**Instruction**
Locate every line in the material below that has the word "referenciatömegű". Copy each of those lines.

◆ ◆ ◆

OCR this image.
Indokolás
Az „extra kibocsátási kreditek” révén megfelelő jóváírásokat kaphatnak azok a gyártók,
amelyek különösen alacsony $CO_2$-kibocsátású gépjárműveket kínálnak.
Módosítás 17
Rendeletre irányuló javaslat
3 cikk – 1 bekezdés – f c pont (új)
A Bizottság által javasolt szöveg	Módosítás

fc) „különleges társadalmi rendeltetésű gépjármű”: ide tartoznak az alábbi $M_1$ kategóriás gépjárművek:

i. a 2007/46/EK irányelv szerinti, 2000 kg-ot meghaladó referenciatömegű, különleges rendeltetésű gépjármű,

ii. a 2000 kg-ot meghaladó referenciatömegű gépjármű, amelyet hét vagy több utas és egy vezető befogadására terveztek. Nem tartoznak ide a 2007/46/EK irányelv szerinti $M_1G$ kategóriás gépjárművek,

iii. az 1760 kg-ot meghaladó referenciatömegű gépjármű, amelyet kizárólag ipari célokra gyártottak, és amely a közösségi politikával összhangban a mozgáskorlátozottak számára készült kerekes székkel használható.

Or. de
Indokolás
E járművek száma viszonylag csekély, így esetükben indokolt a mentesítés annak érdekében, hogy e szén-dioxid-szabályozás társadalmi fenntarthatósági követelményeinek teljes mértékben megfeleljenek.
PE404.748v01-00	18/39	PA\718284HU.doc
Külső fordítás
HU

◆ ◆ ◆

**Result of this exercise**
i. a 2007/46/EK irányelv szerinti, 2000 kg-ot meghaladó referenciatömegű, különleges rendeltetésű gépjármű,
ii. a 2000 kg-ot meghaladó referenciatömegű gépjármű, amelyet hét vagy több utas és egy vezető befogadására terveztek. Nem tartoznak ide a 2007/46/EK irányelv szerinti $M_1G$ kategóriás gépjárművek,
iii. az 1760 kg-ot meghaladó referenciatömegű gépjármű, amelyet kizárólag ipari célokra gyártottak, és amely a közösségi politikával összhangban a mozgáskorlátozottak számára készült kerekes székkel használható.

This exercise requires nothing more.